§ **Raw data**:

# # # # # # #

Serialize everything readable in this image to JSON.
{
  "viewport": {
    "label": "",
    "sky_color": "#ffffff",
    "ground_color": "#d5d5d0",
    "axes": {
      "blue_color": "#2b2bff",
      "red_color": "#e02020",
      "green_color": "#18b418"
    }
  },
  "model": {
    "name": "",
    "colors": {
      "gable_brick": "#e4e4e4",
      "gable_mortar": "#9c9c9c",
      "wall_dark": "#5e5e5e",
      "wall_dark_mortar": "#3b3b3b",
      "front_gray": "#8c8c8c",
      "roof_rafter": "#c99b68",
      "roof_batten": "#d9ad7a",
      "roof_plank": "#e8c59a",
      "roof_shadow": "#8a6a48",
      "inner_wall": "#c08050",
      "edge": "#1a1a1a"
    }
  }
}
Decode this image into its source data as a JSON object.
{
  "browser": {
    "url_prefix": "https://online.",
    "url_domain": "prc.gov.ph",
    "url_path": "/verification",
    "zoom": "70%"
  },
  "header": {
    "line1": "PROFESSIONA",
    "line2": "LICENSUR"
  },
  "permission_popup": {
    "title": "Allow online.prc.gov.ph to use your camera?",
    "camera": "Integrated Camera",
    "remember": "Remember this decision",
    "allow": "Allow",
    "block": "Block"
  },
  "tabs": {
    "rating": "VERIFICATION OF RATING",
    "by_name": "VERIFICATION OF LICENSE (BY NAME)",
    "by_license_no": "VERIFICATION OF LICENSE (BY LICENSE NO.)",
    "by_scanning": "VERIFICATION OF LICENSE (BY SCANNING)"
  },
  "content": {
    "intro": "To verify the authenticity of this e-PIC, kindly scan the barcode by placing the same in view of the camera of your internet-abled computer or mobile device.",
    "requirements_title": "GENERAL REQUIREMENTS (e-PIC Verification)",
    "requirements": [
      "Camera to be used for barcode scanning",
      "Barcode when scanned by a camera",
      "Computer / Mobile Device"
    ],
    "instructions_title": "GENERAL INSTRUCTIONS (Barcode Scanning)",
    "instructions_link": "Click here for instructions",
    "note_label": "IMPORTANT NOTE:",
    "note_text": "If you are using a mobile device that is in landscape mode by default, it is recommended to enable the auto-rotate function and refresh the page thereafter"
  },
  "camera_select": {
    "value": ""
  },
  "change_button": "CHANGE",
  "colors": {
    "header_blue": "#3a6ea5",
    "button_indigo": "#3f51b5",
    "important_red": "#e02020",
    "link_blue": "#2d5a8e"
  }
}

# # # # # # #

§ **Stated task**: Write out the full listing exactly as given.

§ **Result of the exercise**:
Serialize everything readable in this image to JSON.
{
  "viewport": {
    "label": "",
    "sky_color": "#ffffff",
    "ground_color": "#d5d5d0",
    "axes": {
      "blue_color": "#2b2bff",
      "red_color": "#e02020",
      "green_color": "#18b418"
    }
  },
  "model": {
    "name": "",
    "colors": {
      "gable_brick": "#e4e4e4",
      "gable_mortar": "#9c9c9c",
      "wall_dark": "#5e5e5e",
      "wall_dark_mortar": "#3b3b3b",
      "front_gray": "#8c8c8c",
      "roof_rafter": "#c99b68",
      "roof_batten": "#d9ad7a",
      "roof_plank": "#e8c59a",
      "roof_shadow": "#8a6a48",
      "inner_wall": "#c08050",
      "edge": "#1a1a1a"
    }
  }
}
Decode this image into its source data as a JSON object.
{
  "browser": {
    "url_prefix": "https://online.",
    "url_domain": "prc.gov.ph",
    "url_path": "/verification",
    "zoom": "70%"
  },
  "header": {
    "line1": "PROFESSIONA",
    "line2": "LICENSUR"
  },
  "permission_popup": {
    "title": "Allow online.prc.gov.ph to use your camera?",
    "camera": "Integrated Camera",
    "remember": "Remember this decision",
    "allow": "Allow",
    "block": "Block"
  },
  "tabs": {
    "rating": "VERIFICATION OF RATING",
    "by_name": "VERIFICATION OF LICENSE (BY NAME)",
    "by_license_no": "VERIFICATION OF LICENSE (BY LICENSE NO.)",
    "by_scanning": "VERIFICATION OF LICENSE (BY SCANNING)"
  },
  "content": {
    "intro": "To verify the authenticity of this e-PIC, kindly scan the barcode by placing the same in view of the camera of your internet-abled computer or mobile device.",
    "requirements_title": "GENERAL REQUIREMENTS (e-PIC Verification)",
    "requirements": [
      "Camera to be used for barcode scanning",
      "Barcode when scanned by a camera",
      "Computer / Mobile Device"
    ],
    "instructions_title": "GENERAL INSTRUCTIONS (Barcode Scanning)",
    "instructions_link": "Click here for instructions",
    "note_label": "IMPORTANT NOTE:",
    "note_text": "If you are using a mobile device that is in landscape mode by default, it is recommended to enable the auto-rotate function and refresh the page thereafter"
  },
  "camera_select": {
    "value": ""
  },
  "change_button": "CHANGE",
  "colors": {
    "header_blue": "#3a6ea5",
    "button_indigo": "#3f51b5",
    "important_red": "#e02020",
    "link_blue": "#2d5a8e"
  }
}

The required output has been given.